Exercise details: Locate and copy all lines bearing the word "здравоохранения".
•••••
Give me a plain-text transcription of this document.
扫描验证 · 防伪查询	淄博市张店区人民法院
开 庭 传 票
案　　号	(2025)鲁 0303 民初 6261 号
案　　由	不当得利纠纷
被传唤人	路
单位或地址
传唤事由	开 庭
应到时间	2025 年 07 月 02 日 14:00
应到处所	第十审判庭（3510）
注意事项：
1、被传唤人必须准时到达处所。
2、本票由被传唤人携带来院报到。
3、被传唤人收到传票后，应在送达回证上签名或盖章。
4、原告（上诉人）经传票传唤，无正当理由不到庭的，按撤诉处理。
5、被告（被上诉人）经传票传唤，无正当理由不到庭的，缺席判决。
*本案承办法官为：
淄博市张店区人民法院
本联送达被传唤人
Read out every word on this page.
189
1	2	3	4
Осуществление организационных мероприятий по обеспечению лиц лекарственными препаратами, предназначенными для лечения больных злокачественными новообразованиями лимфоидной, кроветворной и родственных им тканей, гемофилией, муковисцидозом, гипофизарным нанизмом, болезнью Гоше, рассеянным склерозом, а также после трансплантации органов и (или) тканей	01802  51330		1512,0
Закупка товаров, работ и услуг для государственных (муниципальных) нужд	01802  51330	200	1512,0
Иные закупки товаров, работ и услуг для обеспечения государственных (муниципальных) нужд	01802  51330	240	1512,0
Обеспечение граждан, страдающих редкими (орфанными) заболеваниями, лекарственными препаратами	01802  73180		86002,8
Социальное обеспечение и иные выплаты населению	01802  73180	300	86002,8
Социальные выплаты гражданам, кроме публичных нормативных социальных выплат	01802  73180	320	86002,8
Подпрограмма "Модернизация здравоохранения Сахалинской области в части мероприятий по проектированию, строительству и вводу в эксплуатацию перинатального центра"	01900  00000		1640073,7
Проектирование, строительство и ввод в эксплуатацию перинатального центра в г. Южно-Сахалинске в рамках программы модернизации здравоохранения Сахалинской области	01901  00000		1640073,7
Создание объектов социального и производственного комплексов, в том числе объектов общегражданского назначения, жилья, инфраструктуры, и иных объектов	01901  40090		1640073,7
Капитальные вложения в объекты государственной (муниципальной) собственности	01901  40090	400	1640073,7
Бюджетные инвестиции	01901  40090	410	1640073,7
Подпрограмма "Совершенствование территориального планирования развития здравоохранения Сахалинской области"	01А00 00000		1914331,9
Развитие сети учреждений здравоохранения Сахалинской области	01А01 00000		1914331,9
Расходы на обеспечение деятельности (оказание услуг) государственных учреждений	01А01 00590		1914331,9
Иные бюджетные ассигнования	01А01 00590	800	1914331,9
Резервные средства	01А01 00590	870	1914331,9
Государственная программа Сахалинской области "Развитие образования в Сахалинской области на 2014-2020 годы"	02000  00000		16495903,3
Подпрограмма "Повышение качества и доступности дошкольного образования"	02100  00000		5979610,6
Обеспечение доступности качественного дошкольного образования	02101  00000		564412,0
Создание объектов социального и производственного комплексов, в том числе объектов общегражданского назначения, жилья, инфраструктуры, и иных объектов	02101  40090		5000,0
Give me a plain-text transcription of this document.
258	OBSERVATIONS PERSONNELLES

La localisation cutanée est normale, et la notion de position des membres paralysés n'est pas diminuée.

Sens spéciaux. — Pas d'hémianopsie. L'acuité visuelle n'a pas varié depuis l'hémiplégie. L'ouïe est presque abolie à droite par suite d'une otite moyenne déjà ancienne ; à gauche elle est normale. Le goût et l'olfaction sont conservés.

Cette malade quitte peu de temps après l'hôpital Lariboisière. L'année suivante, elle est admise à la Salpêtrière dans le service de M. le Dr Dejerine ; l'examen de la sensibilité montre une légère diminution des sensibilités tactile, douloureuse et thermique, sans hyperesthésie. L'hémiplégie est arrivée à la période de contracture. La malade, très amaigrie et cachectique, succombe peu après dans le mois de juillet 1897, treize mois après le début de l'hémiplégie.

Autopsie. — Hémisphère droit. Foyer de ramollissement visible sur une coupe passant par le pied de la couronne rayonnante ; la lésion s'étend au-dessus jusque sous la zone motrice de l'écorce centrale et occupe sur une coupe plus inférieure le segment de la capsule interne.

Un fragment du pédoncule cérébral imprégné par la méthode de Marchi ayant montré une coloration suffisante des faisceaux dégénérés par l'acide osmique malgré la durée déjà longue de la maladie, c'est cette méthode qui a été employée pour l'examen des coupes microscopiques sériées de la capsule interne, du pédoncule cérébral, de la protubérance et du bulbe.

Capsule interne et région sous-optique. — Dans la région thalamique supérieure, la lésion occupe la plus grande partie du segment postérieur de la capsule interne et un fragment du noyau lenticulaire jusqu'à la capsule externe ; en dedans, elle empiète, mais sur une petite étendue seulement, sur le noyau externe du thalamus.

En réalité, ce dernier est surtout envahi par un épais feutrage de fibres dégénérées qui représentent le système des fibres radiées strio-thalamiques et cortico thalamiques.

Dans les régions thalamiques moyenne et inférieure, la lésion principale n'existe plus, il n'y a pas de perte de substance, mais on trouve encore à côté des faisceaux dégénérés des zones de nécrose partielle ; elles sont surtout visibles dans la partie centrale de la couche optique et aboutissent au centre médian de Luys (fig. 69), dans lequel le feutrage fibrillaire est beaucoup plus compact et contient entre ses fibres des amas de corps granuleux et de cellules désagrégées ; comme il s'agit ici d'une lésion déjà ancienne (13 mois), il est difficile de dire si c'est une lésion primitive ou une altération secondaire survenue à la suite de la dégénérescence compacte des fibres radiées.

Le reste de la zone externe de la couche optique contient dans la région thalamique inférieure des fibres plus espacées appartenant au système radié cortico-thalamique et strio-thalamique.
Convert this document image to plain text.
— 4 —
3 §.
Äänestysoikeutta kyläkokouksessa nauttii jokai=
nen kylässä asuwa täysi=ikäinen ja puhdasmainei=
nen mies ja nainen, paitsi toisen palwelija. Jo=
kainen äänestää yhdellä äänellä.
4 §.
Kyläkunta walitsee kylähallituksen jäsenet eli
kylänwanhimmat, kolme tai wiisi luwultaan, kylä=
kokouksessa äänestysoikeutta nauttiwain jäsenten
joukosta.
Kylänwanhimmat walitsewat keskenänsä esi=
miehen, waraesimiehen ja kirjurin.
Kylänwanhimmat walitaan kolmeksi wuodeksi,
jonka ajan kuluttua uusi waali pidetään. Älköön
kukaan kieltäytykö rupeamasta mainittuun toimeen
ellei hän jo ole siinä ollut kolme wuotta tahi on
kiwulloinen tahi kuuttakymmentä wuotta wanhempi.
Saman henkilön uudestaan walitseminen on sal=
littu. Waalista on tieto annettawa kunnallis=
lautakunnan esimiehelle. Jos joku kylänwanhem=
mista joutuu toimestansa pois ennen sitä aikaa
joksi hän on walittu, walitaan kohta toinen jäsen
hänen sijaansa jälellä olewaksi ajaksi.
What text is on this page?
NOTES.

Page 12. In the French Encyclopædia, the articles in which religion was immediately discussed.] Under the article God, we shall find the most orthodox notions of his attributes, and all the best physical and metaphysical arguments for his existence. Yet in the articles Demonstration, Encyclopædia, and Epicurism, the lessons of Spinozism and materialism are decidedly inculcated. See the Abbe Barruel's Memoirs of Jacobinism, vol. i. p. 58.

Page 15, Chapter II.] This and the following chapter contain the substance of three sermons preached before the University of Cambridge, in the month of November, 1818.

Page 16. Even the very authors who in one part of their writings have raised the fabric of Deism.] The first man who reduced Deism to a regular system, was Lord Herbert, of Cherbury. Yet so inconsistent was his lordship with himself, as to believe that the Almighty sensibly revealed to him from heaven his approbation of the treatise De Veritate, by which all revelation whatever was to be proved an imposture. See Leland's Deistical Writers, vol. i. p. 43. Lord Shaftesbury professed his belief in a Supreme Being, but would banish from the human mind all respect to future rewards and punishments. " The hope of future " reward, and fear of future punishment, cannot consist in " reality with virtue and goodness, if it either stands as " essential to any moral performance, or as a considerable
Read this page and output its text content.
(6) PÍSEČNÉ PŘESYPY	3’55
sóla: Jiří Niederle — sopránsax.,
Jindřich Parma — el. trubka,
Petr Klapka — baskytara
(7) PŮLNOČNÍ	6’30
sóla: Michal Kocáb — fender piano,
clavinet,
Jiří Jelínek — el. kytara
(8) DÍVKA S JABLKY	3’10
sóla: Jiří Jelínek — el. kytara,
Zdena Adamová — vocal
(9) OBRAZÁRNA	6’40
•••••
Right answer:
Подпрограмма "Модернизация здравоохранения Сахалинской области в части мероприятий по проектированию, строительству и вводу в эксплуатацию перинатального центра"	01900  00000		1640073,7
Проектирование, строительство и ввод в эксплуатацию перинатального центра в г. Южно-Сахалинске в рамках программы модернизации здравоохранения Сахалинской области	01901  00000		1640073,7
Подпрограмма "Совершенствование территориального планирования развития здравоохранения Сахалинской области"	01А00 00000		1914331,9
Развитие сети учреждений здравоохранения Сахалинской области	01А01 00000		1914331,9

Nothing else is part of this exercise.